(Extracts from a graphics dataset)
- - - - -

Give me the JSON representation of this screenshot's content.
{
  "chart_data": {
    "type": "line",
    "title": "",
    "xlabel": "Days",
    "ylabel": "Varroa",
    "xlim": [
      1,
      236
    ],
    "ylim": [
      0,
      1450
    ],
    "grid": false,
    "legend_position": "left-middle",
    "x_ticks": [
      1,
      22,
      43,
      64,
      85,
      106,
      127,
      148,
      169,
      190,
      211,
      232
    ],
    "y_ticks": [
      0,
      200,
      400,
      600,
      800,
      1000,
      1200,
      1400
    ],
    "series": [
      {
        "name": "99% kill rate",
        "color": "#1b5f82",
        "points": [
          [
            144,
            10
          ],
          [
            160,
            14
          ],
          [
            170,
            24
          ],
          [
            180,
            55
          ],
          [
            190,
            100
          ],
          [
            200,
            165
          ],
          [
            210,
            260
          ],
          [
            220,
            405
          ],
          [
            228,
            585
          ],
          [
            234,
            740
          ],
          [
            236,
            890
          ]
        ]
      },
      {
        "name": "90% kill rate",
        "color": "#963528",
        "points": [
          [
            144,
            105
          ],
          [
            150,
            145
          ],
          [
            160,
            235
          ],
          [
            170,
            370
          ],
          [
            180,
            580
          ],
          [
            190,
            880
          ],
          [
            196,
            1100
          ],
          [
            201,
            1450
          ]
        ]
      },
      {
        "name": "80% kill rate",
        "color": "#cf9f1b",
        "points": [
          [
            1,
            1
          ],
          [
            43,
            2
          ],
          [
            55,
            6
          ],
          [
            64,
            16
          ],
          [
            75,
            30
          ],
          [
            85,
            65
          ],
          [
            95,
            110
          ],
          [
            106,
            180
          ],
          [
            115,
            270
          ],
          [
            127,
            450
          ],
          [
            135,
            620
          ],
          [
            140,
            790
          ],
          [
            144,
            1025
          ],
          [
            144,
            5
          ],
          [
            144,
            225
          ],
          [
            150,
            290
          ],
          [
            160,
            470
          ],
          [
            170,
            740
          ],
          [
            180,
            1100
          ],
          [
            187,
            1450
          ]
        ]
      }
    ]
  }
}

- - - - -

REQUIRED WORK | Extract every record and return it verbatim.

THE RESULT |
Give me the JSON representation of this screenshot's content.
{
  "chart_data": {
    "type": "line",
    "title": "",
    "xlabel": "Days",
    "ylabel": "Varroa",
    "xlim": [
      1,
      236
    ],
    "ylim": [
      0,
      1450
    ],
    "grid": false,
    "legend_position": "left-middle",
    "x_ticks": [
      1,
      22,
      43,
      64,
      85,
      106,
      127,
      148,
      169,
      190,
      211,
      232
    ],
    "y_ticks": [
      0,
      200,
      400,
      600,
      800,
      1000,
      1200,
      1400
    ],
    "series": [
      {
        "name": "99% kill rate",
        "color": "#1b5f82",
        "points": [
          [
            144,
            10
          ],
          [
            160,
            14
          ],
          [
            170,
            24
          ],
          [
            180,
            55
          ],
          [
            190,
            100
          ],
          [
            200,
            165
          ],
          [
            210,
            260
          ],
          [
            220,
            405
          ],
          [
            228,
            585
          ],
          [
            234,
            740
          ],
          [
            236,
            890
          ]
        ]
      },
      {
        "name": "90% kill rate",
        "color": "#963528",
        "points": [
          [
            144,
            105
          ],
          [
            150,
            145
          ],
          [
            160,
            235
          ],
          [
            170,
            370
          ],
          [
            180,
            580
          ],
          [
            190,
            880
          ],
          [
            196,
            1100
          ],
          [
            201,
            1450
          ]
        ]
      },
      {
        "name": "80% kill rate",
        "color": "#cf9f1b",
        "points": [
          [
            1,
            1
          ],
          [
            43,
            2
          ],
          [
            55,
            6
          ],
          [
            64,
            16
          ],
          [
            75,
            30
          ],
          [
            85,
            65
          ],
          [
            95,
            110
          ],
          [
            106,
            180
          ],
          [
            115,
            270
          ],
          [
            127,
            450
          ],
          [
            135,
            620
          ],
          [
            140,
            790
          ],
          [
            144,
            1025
          ],
          [
            144,
            5
          ],
          [
            144,
            225
          ],
          [
            150,
            290
          ],
          [
            160,
            470
          ],
          [
            170,
            740
          ],
          [
            180,
            1100
          ],
          [
            187,
            1450
          ]
        ]
      }
    ]
  }
}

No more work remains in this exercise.